The problem |
Repeat every line exactly, keeping the pictures out of the copy.

Raw records

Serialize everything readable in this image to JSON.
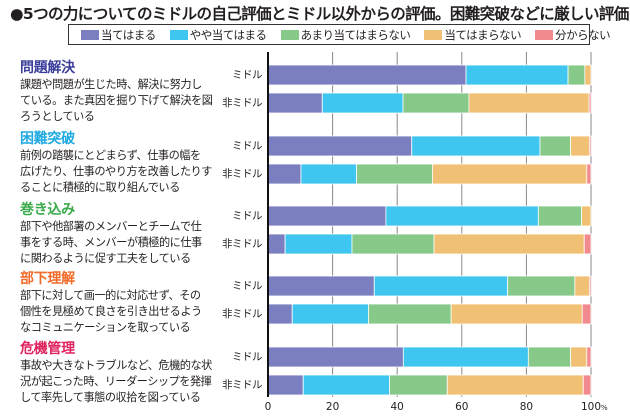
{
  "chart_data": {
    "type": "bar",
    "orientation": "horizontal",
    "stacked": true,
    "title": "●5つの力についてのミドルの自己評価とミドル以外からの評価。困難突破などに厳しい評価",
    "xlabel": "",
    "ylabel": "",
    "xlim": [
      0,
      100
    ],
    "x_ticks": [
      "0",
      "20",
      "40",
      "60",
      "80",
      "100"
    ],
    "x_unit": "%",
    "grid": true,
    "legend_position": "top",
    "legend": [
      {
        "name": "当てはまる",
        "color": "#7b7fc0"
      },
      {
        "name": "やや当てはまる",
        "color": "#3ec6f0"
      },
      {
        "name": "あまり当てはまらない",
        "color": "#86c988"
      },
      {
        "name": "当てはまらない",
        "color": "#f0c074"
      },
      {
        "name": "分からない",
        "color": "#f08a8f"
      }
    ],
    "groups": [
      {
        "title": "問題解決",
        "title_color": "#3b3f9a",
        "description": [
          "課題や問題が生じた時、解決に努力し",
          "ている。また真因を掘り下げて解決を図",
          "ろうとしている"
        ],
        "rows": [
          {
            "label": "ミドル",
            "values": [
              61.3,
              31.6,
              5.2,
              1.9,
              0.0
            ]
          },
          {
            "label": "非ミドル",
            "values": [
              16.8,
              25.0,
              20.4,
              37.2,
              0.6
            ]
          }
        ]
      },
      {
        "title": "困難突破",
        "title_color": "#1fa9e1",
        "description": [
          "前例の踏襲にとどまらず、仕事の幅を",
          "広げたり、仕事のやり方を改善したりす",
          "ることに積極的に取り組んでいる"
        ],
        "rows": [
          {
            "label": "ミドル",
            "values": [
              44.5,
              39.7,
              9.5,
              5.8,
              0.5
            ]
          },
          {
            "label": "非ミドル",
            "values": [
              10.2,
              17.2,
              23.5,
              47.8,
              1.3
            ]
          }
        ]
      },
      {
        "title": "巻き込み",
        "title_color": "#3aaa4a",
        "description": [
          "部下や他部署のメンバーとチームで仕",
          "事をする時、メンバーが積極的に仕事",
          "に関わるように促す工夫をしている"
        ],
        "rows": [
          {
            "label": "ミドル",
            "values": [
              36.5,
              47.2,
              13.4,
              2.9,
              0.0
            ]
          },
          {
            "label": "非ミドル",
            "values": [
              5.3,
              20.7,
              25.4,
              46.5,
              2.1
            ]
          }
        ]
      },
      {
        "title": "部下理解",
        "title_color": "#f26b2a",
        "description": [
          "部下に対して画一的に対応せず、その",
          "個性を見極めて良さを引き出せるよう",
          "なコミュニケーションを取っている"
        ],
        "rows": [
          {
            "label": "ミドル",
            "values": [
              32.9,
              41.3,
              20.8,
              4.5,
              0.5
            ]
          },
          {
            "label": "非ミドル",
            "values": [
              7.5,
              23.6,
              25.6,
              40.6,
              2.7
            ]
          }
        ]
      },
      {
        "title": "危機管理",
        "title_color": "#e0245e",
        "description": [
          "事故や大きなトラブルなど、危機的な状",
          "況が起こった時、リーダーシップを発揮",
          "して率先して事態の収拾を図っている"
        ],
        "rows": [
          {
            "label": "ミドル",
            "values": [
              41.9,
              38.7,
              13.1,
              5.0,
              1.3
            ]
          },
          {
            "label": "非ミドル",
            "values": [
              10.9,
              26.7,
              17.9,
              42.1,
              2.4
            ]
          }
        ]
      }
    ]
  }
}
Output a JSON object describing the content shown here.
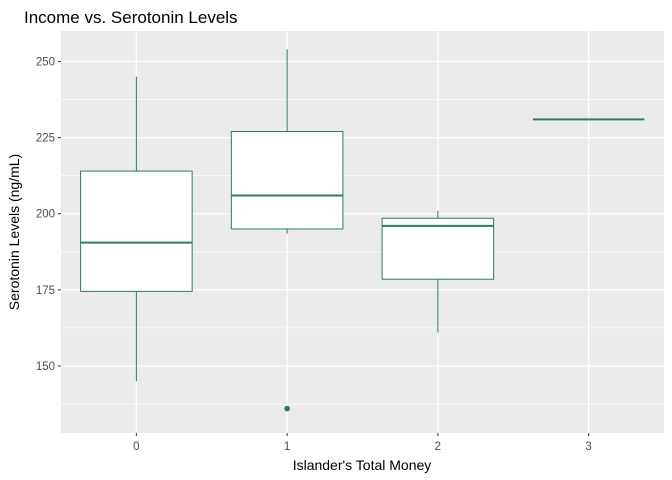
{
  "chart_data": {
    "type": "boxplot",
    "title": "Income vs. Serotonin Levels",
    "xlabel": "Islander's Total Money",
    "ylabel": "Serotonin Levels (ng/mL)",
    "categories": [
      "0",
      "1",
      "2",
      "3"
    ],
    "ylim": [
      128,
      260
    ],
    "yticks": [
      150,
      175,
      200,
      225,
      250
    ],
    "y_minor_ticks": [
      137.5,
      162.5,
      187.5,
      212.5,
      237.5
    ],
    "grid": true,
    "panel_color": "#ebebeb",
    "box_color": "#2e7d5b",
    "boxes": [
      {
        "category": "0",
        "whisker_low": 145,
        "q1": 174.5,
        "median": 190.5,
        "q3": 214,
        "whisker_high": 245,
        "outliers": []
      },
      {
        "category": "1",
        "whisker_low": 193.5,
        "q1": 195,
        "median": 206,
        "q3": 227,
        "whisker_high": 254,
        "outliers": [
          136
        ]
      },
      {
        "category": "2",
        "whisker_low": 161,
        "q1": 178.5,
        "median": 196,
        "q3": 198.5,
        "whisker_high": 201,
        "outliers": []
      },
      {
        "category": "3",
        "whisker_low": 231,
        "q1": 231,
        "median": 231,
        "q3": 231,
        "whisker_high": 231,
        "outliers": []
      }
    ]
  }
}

Solved problem |
Serialize everything readable in this image to JSON.
{
  "chart_data": {
    "type": "bar",
    "orientation": "horizontal",
    "stacked": true,
    "title": "●5つの力についてのミドルの自己評価とミドル以外からの評価。困難突破などに厳しい評価",
    "xlabel": "",
    "ylabel": "",
    "xlim": [
      0,
      100
    ],
    "x_ticks": [
      "0",
      "20",
      "40",
      "60",
      "80",
      "100"
    ],
    "x_unit": "%",
    "grid": true,
    "legend_position": "top",
    "legend": [
      {
        "name": "当てはまる",
        "color": "#7b7fc0"
      },
      {
        "name": "やや当てはまる",
        "color": "#3ec6f0"
      },
      {
        "name": "あまり当てはまらない",
        "color": "#86c988"
      },
      {
        "name": "当てはまらない",
        "color": "#f0c074"
      },
      {
        "name": "分からない",
        "color": "#f08a8f"
      }
    ],
    "groups": [
      {
        "title": "問題解決",
        "title_color": "#3b3f9a",
        "description": [
          "課題や問題が生じた時、解決に努力し",
          "ている。また真因を掘り下げて解決を図",
          "ろうとしている"
        ],
        "rows": [
          {
            "label": "ミドル",
            "values": [
              61.3,
              31.6,
              5.2,
              1.9,
              0.0
            ]
          },
          {
            "label": "非ミドル",
            "values": [
              16.8,
              25.0,
              20.4,
              37.2,
              0.6
            ]
          }
        ]
      },
      {
        "title": "困難突破",
        "title_color": "#1fa9e1",
        "description": [
          "前例の踏襲にとどまらず、仕事の幅を",
          "広げたり、仕事のやり方を改善したりす",
          "ることに積極的に取り組んでいる"
        ],
        "rows": [
          {
            "label": "ミドル",
            "values": [
              44.5,
              39.7,
              9.5,
              5.8,
              0.5
            ]
          },
          {
            "label": "非ミドル",
            "values": [
              10.2,
              17.2,
              23.5,
              47.8,
              1.3
            ]
          }
        ]
      },
      {
        "title": "巻き込み",
        "title_color": "#3aaa4a",
        "description": [
          "部下や他部署のメンバーとチームで仕",
          "事をする時、メンバーが積極的に仕事",
          "に関わるように促す工夫をしている"
        ],
        "rows": [
          {
            "label": "ミドル",
            "values": [
              36.5,
              47.2,
              13.4,
              2.9,
              0.0
            ]
          },
          {
            "label": "非ミドル",
            "values": [
              5.3,
              20.7,
              25.4,
              46.5,
              2.1
            ]
          }
        ]
      },
      {
        "title": "部下理解",
        "title_color": "#f26b2a",
        "description": [
          "部下に対して画一的に対応せず、その",
          "個性を見極めて良さを引き出せるよう",
          "なコミュニケーションを取っている"
        ],
        "rows": [
          {
            "label": "ミドル",
            "values": [
              32.9,
              41.3,
              20.8,
              4.5,
              0.5
            ]
          },
          {
            "label": "非ミドル",
            "values": [
              7.5,
              23.6,
              25.6,
              40.6,
              2.7
            ]
          }
        ]
      },
      {
        "title": "危機管理",
        "title_color": "#e0245e",
        "description": [
          "事故や大きなトラブルなど、危機的な状",
          "況が起こった時、リーダーシップを発揮",
          "して率先して事態の収拾を図っている"
        ],
        "rows": [
          {
            "label": "ミドル",
            "values": [
              41.9,
              38.7,
              13.1,
              5.0,
              1.3
            ]
          },
          {
            "label": "非ミドル",
            "values": [
              10.9,
              26.7,
              17.9,
              42.1,
              2.4
            ]
          }
        ]
      }
    ]
  }
}
Output a JSON object describing the content shown here.
{
  "chart_data": {
    "type": "boxplot",
    "title": "Income vs. Serotonin Levels",
    "xlabel": "Islander's Total Money",
    "ylabel": "Serotonin Levels (ng/mL)",
    "categories": [
      "0",
      "1",
      "2",
      "3"
    ],
    "ylim": [
      128,
      260
    ],
    "yticks": [
      150,
      175,
      200,
      225,
      250
    ],
    "y_minor_ticks": [
      137.5,
      162.5,
      187.5,
      212.5,
      237.5
    ],
    "grid": true,
    "panel_color": "#ebebeb",
    "box_color": "#2e7d5b",
    "boxes": [
      {
        "category": "0",
        "whisker_low": 145,
        "q1": 174.5,
        "median": 190.5,
        "q3": 214,
        "whisker_high": 245,
        "outliers": []
      },
      {
        "category": "1",
        "whisker_low": 193.5,
        "q1": 195,
        "median": 206,
        "q3": 227,
        "whisker_high": 254,
        "outliers": [
          136
        ]
      },
      {
        "category": "2",
        "whisker_low": 161,
        "q1": 178.5,
        "median": 196,
        "q3": 198.5,
        "whisker_high": 201,
        "outliers": []
      },
      {
        "category": "3",
        "whisker_low": 231,
        "q1": 231,
        "median": 231,
        "q3": 231,
        "whisker_high": 231,
        "outliers": []
      }
    ]
  }
}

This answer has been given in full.